### Exercise
Rewrite every line of the records below as a numbered list, leaving out any blank lines.

[Data pulled from a collection]
==================================================

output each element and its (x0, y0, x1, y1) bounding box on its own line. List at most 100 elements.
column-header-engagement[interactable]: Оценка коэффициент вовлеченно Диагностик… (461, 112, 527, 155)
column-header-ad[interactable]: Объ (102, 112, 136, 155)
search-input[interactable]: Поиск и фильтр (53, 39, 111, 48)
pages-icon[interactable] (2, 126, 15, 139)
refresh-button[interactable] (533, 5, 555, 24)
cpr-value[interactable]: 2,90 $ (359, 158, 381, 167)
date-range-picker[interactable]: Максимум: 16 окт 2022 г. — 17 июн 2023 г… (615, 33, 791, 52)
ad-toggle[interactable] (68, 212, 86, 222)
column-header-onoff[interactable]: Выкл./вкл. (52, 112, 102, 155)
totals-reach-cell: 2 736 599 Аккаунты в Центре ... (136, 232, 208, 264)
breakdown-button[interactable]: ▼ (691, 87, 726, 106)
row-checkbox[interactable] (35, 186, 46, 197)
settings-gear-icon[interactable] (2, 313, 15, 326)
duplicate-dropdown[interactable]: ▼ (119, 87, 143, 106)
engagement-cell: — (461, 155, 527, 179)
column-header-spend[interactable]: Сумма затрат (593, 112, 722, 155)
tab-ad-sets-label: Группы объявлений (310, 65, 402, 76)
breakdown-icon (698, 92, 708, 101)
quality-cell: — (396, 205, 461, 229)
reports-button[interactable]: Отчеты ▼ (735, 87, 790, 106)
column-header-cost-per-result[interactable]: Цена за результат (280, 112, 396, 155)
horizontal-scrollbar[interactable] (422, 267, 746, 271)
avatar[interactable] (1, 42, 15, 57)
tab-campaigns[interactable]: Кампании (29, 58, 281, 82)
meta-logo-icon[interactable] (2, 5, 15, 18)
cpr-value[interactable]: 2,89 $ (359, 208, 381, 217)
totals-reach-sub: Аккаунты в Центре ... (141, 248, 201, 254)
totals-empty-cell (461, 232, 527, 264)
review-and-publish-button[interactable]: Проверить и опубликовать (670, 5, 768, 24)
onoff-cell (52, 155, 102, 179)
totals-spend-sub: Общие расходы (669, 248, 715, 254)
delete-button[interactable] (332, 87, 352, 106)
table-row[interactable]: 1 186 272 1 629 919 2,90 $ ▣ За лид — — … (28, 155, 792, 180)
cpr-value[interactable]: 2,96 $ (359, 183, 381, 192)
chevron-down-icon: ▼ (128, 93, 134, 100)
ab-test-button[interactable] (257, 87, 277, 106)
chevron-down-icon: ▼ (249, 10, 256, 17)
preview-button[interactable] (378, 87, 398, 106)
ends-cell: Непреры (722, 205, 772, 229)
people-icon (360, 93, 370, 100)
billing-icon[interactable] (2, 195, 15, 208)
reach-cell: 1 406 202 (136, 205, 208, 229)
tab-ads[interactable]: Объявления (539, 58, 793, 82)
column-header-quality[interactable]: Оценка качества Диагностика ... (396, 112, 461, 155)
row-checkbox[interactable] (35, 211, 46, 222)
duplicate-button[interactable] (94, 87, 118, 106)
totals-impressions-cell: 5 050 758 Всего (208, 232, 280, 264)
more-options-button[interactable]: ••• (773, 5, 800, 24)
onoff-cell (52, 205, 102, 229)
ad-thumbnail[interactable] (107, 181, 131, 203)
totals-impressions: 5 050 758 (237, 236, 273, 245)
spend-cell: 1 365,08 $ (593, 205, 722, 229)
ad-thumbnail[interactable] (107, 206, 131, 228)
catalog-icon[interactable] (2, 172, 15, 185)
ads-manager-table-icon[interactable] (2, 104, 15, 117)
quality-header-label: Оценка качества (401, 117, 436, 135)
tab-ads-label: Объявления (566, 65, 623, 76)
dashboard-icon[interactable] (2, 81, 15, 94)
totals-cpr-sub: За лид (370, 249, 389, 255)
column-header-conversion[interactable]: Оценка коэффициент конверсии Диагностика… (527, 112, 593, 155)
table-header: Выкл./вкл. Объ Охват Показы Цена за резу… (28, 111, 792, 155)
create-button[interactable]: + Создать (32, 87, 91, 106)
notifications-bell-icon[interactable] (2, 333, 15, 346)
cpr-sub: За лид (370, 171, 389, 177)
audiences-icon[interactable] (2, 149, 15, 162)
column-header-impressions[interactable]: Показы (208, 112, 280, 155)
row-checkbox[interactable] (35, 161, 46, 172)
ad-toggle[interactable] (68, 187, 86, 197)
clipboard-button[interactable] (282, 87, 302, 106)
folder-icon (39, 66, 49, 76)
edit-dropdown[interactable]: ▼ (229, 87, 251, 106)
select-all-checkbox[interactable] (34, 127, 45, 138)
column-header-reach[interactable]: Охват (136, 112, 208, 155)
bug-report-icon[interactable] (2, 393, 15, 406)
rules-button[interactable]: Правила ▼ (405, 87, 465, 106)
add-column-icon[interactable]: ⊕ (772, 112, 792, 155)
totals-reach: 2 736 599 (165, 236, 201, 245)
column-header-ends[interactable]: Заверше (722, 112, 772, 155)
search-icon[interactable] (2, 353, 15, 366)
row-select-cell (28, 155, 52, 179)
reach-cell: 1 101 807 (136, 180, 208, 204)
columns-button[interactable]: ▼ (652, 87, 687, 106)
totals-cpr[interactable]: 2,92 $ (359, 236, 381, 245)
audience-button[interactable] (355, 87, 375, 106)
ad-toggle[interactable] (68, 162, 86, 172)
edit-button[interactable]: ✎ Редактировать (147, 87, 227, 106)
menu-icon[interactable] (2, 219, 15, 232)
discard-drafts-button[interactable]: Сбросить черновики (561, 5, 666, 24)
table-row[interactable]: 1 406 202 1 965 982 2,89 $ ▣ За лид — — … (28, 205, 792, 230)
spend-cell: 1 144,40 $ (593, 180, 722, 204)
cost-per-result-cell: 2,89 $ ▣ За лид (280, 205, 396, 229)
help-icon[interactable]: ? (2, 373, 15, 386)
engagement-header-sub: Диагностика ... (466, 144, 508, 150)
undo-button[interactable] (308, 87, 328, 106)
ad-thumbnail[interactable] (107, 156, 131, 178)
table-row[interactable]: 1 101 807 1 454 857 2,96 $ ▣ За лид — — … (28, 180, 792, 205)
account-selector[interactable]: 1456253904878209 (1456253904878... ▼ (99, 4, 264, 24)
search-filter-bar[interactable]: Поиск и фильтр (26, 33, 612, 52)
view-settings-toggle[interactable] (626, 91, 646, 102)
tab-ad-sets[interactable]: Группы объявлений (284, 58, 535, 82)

==================================================

### Result for this exercise
1. output each element and its (x0, y0, x1, y1) bounding box on its own line. List at most 100 elements.
2. column-header-engagement[interactable]: Оценка коэффициент вовлеченно Диагностик… (461, 112, 527, 155)
3. column-header-ad[interactable]: Объ (102, 112, 136, 155)
4. search-input[interactable]: Поиск и фильтр (53, 39, 111, 48)
5. pages-icon[interactable] (2, 126, 15, 139)
6. refresh-button[interactable] (533, 5, 555, 24)
7. cpr-value[interactable]: 2,90 $ (359, 158, 381, 167)
8. date-range-picker[interactable]: Максимум: 16 окт 2022 г. — 17 июн 2023 г… (615, 33, 791, 52)
9. ad-toggle[interactable] (68, 212, 86, 222)
10. column-header-onoff[interactable]: Выкл./вкл. (52, 112, 102, 155)
11. totals-reach-cell: 2 736 599 Аккаунты в Центре ... (136, 232, 208, 264)
12. breakdown-button[interactable]: ▼ (691, 87, 726, 106)
13. row-checkbox[interactable] (35, 186, 46, 197)
14. settings-gear-icon[interactable] (2, 313, 15, 326)
15. duplicate-dropdown[interactable]: ▼ (119, 87, 143, 106)
16. engagement-cell: — (461, 155, 527, 179)
17. column-header-spend[interactable]: Сумма затрат (593, 112, 722, 155)
18. tab-ad-sets-label: Группы объявлений (310, 65, 402, 76)
19. breakdown-icon (698, 92, 708, 101)
20. quality-cell: — (396, 205, 461, 229)
21. reports-button[interactable]: Отчеты ▼ (735, 87, 790, 106)
22. column-header-cost-per-result[interactable]: Цена за результат (280, 112, 396, 155)
23. horizontal-scrollbar[interactable] (422, 267, 746, 271)
24. avatar[interactable] (1, 42, 15, 57)
25. tab-campaigns[interactable]: Кампании (29, 58, 281, 82)
26. meta-logo-icon[interactable] (2, 5, 15, 18)
27. cpr-value[interactable]: 2,89 $ (359, 208, 381, 217)
28. totals-reach-sub: Аккаунты в Центре ... (141, 248, 201, 254)
29. totals-empty-cell (461, 232, 527, 264)
30. review-and-publish-button[interactable]: Проверить и опубликовать (670, 5, 768, 24)
31. onoff-cell (52, 155, 102, 179)
32. totals-spend-sub: Общие расходы (669, 248, 715, 254)
33. delete-button[interactable] (332, 87, 352, 106)
34. table-row[interactable]: 1 186 272 1 629 919 2,90 $ ▣ За лид — — … (28, 155, 792, 180)
35. cpr-value[interactable]: 2,96 $ (359, 183, 381, 192)
36. chevron-down-icon: ▼ (128, 93, 134, 100)
37. ab-test-button[interactable] (257, 87, 277, 106)
38. chevron-down-icon: ▼ (249, 10, 256, 17)
39. preview-button[interactable] (378, 87, 398, 106)
40. ends-cell: Непреры (722, 205, 772, 229)
41. people-icon (360, 93, 370, 100)
42. billing-icon[interactable] (2, 195, 15, 208)
43. reach-cell: 1 406 202 (136, 205, 208, 229)
44. tab-ads[interactable]: Объявления (539, 58, 793, 82)
45. column-header-quality[interactable]: Оценка качества Диагностика ... (396, 112, 461, 155)
46. row-checkbox[interactable] (35, 211, 46, 222)
47. duplicate-button[interactable] (94, 87, 118, 106)
48. totals-impressions-cell: 5 050 758 Всего (208, 232, 280, 264)
49. more-options-button[interactable]: ••• (773, 5, 800, 24)
50. onoff-cell (52, 205, 102, 229)
51. ad-thumbnail[interactable] (107, 181, 131, 203)
52. totals-impressions: 5 050 758 (237, 236, 273, 245)
53. spend-cell: 1 365,08 $ (593, 205, 722, 229)
54. ad-thumbnail[interactable] (107, 206, 131, 228)
55. catalog-icon[interactable] (2, 172, 15, 185)
56. ads-manager-table-icon[interactable] (2, 104, 15, 117)
57. quality-header-label: Оценка качества (401, 117, 436, 135)
58. tab-ads-label: Объявления (566, 65, 623, 76)
59. dashboard-icon[interactable] (2, 81, 15, 94)
60. totals-cpr-sub: За лид (370, 249, 389, 255)
61. column-header-conversion[interactable]: Оценка коэффициент конверсии Диагностика… (527, 112, 593, 155)
62. table-header: Выкл./вкл. Объ Охват Показы Цена за резу… (28, 111, 792, 155)
63. create-button[interactable]: + Создать (32, 87, 91, 106)
64. notifications-bell-icon[interactable] (2, 333, 15, 346)
65. cpr-sub: За лид (370, 171, 389, 177)
66. audiences-icon[interactable] (2, 149, 15, 162)
67. column-header-impressions[interactable]: Показы (208, 112, 280, 155)
68. row-checkbox[interactable] (35, 161, 46, 172)
69. ad-toggle[interactable] (68, 187, 86, 197)
70. clipboard-button[interactable] (282, 87, 302, 106)
71. folder-icon (39, 66, 49, 76)
72. edit-dropdown[interactable]: ▼ (229, 87, 251, 106)
73. select-all-checkbox[interactable] (34, 127, 45, 138)
74. column-header-reach[interactable]: Охват (136, 112, 208, 155)
75. bug-report-icon[interactable] (2, 393, 15, 406)
76. rules-button[interactable]: Правила ▼ (405, 87, 465, 106)
77. add-column-icon[interactable]: ⊕ (772, 112, 792, 155)
78. totals-reach: 2 736 599 (165, 236, 201, 245)
79. column-header-ends[interactable]: Заверше (722, 112, 772, 155)
80. search-icon[interactable] (2, 353, 15, 366)
81. row-select-cell (28, 155, 52, 179)
82. reach-cell: 1 101 807 (136, 180, 208, 204)
83. columns-button[interactable]: ▼ (652, 87, 687, 106)
84. totals-cpr[interactable]: 2,92 $ (359, 236, 381, 245)
85. audience-button[interactable] (355, 87, 375, 106)
86. ad-toggle[interactable] (68, 162, 86, 172)
87. edit-button[interactable]: ✎ Редактировать (147, 87, 227, 106)
88. menu-icon[interactable] (2, 219, 15, 232)
89. discard-drafts-button[interactable]: Сбросить черновики (561, 5, 666, 24)
90. table-row[interactable]: 1 406 202 1 965 982 2,89 $ ▣ За лид — — … (28, 205, 792, 230)
91. spend-cell: 1 144,40 $ (593, 180, 722, 204)
92. cost-per-result-cell: 2,89 $ ▣ За лид (280, 205, 396, 229)
93. help-icon[interactable]: ? (2, 373, 15, 386)
94. engagement-header-sub: Диагностика ... (466, 144, 508, 150)
95. undo-button[interactable] (308, 87, 328, 106)
96. ad-thumbnail[interactable] (107, 156, 131, 178)
97. table-row[interactable]: 1 101 807 1 454 857 2,96 $ ▣ За лид — — … (28, 180, 792, 205)
98. account-selector[interactable]: 1456253904878209 (1456253904878... ▼ (99, 4, 264, 24)
99. search-filter-bar[interactable]: Поиск и фильтр (26, 33, 612, 52)
100. view-settings-toggle[interactable] (626, 91, 646, 102)
101. tab-ad-sets[interactable]: Группы объявлений (284, 58, 535, 82)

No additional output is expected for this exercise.